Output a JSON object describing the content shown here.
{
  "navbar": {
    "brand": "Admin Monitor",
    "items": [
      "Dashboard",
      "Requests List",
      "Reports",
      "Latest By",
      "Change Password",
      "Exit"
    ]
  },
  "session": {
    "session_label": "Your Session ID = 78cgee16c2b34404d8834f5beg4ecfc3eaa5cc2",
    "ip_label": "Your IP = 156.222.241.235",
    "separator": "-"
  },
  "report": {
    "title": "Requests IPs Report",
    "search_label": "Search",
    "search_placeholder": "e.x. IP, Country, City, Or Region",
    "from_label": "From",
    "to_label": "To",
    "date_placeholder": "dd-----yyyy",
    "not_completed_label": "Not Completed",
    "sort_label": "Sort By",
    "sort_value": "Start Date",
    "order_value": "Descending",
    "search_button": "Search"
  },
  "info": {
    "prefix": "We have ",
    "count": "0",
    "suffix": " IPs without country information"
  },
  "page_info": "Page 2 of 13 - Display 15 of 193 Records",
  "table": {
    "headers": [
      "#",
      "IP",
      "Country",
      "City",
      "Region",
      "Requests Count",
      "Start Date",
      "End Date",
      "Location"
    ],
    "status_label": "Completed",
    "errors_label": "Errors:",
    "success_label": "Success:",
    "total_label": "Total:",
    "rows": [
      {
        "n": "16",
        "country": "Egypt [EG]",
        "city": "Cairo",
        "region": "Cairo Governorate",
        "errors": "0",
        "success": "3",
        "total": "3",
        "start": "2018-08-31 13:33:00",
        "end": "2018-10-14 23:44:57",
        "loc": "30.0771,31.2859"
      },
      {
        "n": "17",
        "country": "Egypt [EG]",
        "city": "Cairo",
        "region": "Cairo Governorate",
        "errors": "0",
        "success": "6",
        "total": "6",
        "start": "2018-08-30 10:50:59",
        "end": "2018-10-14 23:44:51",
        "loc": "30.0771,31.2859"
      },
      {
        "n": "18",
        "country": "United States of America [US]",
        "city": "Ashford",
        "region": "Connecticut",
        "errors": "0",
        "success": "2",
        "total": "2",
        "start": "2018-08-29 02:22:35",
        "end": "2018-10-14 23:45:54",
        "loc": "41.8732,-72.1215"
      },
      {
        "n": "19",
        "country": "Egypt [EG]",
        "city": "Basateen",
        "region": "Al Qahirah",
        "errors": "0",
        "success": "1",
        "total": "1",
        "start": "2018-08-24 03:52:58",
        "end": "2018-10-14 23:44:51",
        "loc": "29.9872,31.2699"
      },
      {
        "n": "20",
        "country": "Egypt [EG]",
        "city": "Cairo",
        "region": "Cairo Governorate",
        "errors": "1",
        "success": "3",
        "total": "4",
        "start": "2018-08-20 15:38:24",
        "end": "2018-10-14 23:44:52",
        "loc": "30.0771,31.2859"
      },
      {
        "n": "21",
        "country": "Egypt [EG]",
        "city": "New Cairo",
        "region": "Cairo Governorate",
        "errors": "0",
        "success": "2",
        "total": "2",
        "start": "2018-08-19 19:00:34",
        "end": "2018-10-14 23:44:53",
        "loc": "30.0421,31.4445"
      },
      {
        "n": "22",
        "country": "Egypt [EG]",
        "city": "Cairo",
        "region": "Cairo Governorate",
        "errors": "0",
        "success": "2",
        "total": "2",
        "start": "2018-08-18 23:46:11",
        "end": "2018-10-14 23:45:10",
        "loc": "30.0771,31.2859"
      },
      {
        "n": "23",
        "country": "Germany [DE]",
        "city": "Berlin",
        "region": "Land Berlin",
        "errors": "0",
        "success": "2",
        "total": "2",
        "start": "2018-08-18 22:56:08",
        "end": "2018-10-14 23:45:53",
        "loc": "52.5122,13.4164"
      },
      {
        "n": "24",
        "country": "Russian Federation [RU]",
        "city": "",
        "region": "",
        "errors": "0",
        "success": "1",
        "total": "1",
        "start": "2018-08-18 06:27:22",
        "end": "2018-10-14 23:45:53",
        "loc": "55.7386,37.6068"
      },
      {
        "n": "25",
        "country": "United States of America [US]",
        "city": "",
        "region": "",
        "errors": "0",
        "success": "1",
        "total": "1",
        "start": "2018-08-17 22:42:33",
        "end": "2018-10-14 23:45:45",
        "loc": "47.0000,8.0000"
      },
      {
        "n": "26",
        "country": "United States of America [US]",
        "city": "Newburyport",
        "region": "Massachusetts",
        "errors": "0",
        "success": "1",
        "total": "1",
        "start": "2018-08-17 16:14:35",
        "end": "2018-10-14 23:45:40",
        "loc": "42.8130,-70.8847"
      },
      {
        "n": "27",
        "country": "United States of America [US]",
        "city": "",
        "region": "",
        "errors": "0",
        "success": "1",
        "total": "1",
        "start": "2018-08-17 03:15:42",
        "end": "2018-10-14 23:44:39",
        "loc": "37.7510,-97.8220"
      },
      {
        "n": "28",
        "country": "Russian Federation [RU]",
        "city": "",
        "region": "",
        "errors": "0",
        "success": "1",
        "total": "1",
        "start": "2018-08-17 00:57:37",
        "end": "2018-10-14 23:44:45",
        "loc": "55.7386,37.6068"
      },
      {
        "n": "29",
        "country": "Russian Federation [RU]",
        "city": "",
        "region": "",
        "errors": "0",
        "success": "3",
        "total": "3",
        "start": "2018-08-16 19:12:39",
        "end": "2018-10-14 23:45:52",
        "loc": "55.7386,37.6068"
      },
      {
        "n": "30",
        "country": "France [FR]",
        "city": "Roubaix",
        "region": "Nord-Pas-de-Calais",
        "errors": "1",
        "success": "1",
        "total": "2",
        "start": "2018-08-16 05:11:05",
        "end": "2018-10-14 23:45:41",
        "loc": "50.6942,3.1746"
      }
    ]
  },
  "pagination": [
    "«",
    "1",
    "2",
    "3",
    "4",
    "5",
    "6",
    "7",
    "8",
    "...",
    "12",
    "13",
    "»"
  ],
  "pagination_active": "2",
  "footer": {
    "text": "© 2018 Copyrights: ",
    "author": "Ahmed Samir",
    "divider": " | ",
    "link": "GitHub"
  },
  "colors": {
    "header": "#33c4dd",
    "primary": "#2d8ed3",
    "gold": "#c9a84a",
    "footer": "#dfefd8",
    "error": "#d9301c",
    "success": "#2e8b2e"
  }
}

==================================================

EXERCISE TASK: Look through the entries above for the word "Your". Copy every line where it shows up.

RESPONSE TO THIS TASK:
    "session_label": "Your Session ID = 78cgee16c2b34404d8834f5beg4ecfc3eaa5cc2",
    "ip_label": "Your IP = 156.222.241.235",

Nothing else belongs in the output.